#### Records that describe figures
"""

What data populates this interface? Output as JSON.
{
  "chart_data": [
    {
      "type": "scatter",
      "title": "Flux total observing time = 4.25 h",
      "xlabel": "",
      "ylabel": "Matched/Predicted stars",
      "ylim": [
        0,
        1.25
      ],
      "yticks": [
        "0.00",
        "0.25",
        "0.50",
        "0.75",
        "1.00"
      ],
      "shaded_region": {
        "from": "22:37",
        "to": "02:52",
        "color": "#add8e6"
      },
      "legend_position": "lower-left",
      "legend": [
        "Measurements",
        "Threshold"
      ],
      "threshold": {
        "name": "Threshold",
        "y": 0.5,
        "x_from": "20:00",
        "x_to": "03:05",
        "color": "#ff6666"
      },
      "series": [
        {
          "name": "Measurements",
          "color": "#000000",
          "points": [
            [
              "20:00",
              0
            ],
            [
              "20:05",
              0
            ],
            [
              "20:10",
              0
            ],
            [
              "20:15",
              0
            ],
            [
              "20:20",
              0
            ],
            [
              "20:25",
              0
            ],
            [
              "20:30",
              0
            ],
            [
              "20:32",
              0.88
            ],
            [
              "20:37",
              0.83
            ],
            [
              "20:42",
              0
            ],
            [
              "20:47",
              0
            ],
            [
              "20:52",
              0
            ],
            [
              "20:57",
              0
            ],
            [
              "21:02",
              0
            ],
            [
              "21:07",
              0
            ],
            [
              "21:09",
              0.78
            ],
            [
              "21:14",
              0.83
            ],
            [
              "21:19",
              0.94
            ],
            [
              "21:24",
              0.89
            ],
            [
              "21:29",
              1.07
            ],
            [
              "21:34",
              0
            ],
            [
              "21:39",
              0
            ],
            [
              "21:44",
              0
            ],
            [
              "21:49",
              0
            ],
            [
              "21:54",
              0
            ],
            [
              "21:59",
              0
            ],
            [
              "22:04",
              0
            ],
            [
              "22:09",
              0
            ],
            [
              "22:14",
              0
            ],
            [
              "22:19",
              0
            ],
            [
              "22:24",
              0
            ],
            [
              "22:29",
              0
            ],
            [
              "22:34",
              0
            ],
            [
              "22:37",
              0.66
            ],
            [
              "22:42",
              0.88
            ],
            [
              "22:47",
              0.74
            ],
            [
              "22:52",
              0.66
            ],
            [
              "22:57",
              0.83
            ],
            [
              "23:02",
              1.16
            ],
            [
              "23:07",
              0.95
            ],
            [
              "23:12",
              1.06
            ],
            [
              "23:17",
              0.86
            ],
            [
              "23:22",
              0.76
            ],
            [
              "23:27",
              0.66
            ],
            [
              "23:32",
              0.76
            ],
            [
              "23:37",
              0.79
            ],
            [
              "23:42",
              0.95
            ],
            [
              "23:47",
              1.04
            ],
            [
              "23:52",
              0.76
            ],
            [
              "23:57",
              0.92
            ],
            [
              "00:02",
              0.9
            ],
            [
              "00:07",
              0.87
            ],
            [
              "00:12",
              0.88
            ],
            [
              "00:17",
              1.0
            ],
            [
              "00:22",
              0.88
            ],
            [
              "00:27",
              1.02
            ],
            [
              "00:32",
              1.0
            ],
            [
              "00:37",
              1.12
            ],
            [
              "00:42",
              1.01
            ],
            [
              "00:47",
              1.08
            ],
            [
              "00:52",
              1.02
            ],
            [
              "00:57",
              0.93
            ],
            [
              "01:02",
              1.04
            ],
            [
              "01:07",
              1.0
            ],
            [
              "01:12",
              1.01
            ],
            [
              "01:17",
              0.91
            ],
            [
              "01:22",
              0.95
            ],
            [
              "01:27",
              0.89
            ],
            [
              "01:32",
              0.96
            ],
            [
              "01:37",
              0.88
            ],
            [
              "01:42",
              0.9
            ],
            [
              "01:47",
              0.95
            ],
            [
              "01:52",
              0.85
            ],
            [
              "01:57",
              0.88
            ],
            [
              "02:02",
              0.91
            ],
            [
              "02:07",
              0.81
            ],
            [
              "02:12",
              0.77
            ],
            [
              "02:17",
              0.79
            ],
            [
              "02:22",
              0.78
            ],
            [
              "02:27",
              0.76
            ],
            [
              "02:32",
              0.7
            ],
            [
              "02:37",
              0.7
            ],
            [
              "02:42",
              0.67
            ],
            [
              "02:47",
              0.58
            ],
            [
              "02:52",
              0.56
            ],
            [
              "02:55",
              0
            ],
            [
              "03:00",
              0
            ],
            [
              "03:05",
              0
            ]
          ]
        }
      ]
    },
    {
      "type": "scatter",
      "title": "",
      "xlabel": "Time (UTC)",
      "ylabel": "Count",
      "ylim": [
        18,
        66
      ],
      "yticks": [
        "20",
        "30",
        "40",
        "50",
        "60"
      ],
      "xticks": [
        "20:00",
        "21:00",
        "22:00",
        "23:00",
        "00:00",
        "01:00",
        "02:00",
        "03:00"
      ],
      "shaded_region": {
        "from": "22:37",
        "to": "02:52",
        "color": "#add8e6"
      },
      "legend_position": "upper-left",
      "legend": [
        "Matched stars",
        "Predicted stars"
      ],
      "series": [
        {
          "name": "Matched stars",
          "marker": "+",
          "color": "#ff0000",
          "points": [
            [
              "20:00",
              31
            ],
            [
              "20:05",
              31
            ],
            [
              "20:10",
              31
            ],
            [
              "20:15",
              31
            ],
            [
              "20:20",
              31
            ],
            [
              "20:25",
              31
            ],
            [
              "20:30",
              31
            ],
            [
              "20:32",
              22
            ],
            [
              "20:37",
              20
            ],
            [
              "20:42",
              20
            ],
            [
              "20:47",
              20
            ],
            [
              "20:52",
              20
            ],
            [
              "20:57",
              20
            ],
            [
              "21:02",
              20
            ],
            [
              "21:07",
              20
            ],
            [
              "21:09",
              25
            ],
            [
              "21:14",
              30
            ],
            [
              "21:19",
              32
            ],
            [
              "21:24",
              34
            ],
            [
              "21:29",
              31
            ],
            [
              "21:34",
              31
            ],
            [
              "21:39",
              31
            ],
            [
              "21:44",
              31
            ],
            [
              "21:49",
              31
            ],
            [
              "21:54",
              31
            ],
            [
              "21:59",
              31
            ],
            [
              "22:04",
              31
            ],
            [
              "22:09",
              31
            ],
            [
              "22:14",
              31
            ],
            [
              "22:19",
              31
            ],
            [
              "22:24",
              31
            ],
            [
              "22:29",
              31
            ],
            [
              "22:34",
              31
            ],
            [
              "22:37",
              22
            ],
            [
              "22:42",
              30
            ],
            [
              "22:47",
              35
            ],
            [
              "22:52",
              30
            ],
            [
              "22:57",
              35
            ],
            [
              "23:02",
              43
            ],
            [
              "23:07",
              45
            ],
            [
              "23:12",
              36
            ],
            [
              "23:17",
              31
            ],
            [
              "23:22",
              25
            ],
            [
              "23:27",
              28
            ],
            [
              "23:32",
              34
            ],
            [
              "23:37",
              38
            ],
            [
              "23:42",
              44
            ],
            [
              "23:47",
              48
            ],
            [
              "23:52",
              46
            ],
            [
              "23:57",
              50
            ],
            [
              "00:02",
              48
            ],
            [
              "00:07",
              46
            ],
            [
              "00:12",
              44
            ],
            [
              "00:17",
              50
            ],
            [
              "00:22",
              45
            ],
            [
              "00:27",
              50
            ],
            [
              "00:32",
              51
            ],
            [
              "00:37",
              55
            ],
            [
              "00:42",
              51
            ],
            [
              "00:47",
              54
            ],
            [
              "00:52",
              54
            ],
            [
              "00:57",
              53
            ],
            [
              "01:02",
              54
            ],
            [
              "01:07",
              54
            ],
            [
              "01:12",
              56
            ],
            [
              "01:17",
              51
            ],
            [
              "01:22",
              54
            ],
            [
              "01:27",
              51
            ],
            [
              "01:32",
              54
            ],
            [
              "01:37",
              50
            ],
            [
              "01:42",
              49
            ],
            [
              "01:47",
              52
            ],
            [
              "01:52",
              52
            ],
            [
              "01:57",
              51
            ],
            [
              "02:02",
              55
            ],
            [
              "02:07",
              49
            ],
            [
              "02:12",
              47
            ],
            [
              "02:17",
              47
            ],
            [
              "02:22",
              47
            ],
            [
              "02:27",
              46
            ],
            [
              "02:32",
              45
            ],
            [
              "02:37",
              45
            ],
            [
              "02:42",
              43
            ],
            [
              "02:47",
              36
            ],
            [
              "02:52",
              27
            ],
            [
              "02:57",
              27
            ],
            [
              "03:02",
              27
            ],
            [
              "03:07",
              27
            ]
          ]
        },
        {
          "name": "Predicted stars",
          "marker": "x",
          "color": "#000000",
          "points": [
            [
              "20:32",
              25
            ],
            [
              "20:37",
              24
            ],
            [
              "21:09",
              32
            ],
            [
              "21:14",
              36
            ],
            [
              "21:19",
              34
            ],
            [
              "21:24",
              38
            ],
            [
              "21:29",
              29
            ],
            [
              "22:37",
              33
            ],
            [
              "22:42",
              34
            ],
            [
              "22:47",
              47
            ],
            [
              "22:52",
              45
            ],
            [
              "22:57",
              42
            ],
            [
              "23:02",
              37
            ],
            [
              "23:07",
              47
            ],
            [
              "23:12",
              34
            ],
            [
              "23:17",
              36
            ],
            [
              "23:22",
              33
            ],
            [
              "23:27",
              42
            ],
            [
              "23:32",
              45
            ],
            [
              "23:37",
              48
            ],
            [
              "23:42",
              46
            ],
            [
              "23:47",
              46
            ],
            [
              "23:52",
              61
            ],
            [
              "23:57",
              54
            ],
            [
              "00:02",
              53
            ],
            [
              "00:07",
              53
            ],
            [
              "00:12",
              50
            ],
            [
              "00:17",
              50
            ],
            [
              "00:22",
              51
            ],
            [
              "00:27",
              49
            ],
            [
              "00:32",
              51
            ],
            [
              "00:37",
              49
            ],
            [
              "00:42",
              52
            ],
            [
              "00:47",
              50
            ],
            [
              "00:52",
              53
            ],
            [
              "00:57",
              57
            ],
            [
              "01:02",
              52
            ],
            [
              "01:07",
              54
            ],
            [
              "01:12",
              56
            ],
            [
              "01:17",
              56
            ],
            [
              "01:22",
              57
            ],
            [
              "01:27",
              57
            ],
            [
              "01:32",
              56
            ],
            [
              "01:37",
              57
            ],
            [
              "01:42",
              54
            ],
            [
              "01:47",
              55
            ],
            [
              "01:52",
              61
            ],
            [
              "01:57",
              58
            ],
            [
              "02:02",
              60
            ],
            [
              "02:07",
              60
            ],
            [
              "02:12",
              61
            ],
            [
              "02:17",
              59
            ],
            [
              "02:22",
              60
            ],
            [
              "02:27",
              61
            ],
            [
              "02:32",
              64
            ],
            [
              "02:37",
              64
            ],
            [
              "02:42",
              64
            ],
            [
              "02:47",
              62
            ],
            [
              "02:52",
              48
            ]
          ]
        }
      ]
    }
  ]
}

"""

#### What you will do
Scan the listing above and identify each line holding the string "left"; copy every such line.

#### Written reply
      "legend_position": "lower-left",
      "legend_position": "upper-left",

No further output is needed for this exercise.